▶ To do: Write down each entry again, exactly as it reads.

▶ Records supplied:
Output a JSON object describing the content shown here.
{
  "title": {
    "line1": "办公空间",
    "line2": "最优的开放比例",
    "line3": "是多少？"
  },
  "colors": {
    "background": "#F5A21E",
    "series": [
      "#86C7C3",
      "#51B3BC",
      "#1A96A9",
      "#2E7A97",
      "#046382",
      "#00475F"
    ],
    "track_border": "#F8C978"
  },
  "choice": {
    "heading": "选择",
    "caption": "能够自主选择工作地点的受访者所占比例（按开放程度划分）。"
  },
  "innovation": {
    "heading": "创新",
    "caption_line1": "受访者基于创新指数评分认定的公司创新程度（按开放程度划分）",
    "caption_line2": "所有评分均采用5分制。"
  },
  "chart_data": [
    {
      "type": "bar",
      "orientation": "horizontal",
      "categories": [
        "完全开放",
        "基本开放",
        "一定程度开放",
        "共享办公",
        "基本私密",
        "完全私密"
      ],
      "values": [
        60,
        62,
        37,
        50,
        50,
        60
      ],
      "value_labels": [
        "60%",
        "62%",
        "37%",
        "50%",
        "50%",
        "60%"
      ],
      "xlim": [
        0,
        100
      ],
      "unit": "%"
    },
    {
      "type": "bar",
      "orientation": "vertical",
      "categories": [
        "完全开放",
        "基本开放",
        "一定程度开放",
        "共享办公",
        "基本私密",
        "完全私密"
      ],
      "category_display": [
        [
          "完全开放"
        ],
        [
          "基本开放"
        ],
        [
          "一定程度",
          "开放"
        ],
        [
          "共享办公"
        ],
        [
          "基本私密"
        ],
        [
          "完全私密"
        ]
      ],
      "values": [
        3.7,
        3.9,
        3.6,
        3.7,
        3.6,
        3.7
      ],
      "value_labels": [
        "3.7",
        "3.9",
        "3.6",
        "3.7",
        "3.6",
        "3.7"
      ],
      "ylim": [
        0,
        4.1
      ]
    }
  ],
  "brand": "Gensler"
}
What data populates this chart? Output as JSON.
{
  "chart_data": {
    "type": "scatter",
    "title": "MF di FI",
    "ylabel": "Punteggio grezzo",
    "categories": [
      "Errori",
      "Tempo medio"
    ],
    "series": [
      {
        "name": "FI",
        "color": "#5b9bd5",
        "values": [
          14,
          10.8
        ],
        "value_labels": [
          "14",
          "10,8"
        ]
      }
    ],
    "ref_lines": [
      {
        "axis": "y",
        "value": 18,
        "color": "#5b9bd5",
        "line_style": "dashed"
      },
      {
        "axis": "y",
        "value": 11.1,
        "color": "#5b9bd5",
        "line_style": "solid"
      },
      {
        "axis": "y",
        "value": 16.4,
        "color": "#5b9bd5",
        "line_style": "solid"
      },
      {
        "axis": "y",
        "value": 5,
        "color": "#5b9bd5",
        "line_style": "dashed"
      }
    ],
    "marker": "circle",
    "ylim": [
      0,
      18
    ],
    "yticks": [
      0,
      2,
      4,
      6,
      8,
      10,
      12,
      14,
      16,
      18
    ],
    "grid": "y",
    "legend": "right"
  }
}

▶ Correct output:
Output a JSON object describing the content shown here.
{
  "title": {
    "line1": "办公空间",
    "line2": "最优的开放比例",
    "line3": "是多少？"
  },
  "colors": {
    "background": "#F5A21E",
    "series": [
      "#86C7C3",
      "#51B3BC",
      "#1A96A9",
      "#2E7A97",
      "#046382",
      "#00475F"
    ],
    "track_border": "#F8C978"
  },
  "choice": {
    "heading": "选择",
    "caption": "能够自主选择工作地点的受访者所占比例（按开放程度划分）。"
  },
  "innovation": {
    "heading": "创新",
    "caption_line1": "受访者基于创新指数评分认定的公司创新程度（按开放程度划分）",
    "caption_line2": "所有评分均采用5分制。"
  },
  "chart_data": [
    {
      "type": "bar",
      "orientation": "horizontal",
      "categories": [
        "完全开放",
        "基本开放",
        "一定程度开放",
        "共享办公",
        "基本私密",
        "完全私密"
      ],
      "values": [
        60,
        62,
        37,
        50,
        50,
        60
      ],
      "value_labels": [
        "60%",
        "62%",
        "37%",
        "50%",
        "50%",
        "60%"
      ],
      "xlim": [
        0,
        100
      ],
      "unit": "%"
    },
    {
      "type": "bar",
      "orientation": "vertical",
      "categories": [
        "完全开放",
        "基本开放",
        "一定程度开放",
        "共享办公",
        "基本私密",
        "完全私密"
      ],
      "category_display": [
        [
          "完全开放"
        ],
        [
          "基本开放"
        ],
        [
          "一定程度",
          "开放"
        ],
        [
          "共享办公"
        ],
        [
          "基本私密"
        ],
        [
          "完全私密"
        ]
      ],
      "values": [
        3.7,
        3.9,
        3.6,
        3.7,
        3.6,
        3.7
      ],
      "value_labels": [
        "3.7",
        "3.9",
        "3.6",
        "3.7",
        "3.6",
        "3.7"
      ],
      "ylim": [
        0,
        4.1
      ]
    }
  ],
  "brand": "Gensler"
}
What data populates this chart? Output as JSON.
{
  "chart_data": {
    "type": "scatter",
    "title": "MF di FI",
    "ylabel": "Punteggio grezzo",
    "categories": [
      "Errori",
      "Tempo medio"
    ],
    "series": [
      {
        "name": "FI",
        "color": "#5b9bd5",
        "values": [
          14,
          10.8
        ],
        "value_labels": [
          "14",
          "10,8"
        ]
      }
    ],
    "ref_lines": [
      {
        "axis": "y",
        "value": 18,
        "color": "#5b9bd5",
        "line_style": "dashed"
      },
      {
        "axis": "y",
        "value": 11.1,
        "color": "#5b9bd5",
        "line_style": "solid"
      },
      {
        "axis": "y",
        "value": 16.4,
        "color": "#5b9bd5",
        "line_style": "solid"
      },
      {
        "axis": "y",
        "value": 5,
        "color": "#5b9bd5",
        "line_style": "dashed"
      }
    ],
    "marker": "circle",
    "ylim": [
      0,
      18
    ],
    "yticks": [
      0,
      2,
      4,
      6,
      8,
      10,
      12,
      14,
      16,
      18
    ],
    "grid": "y",
    "legend": "right"
  }
}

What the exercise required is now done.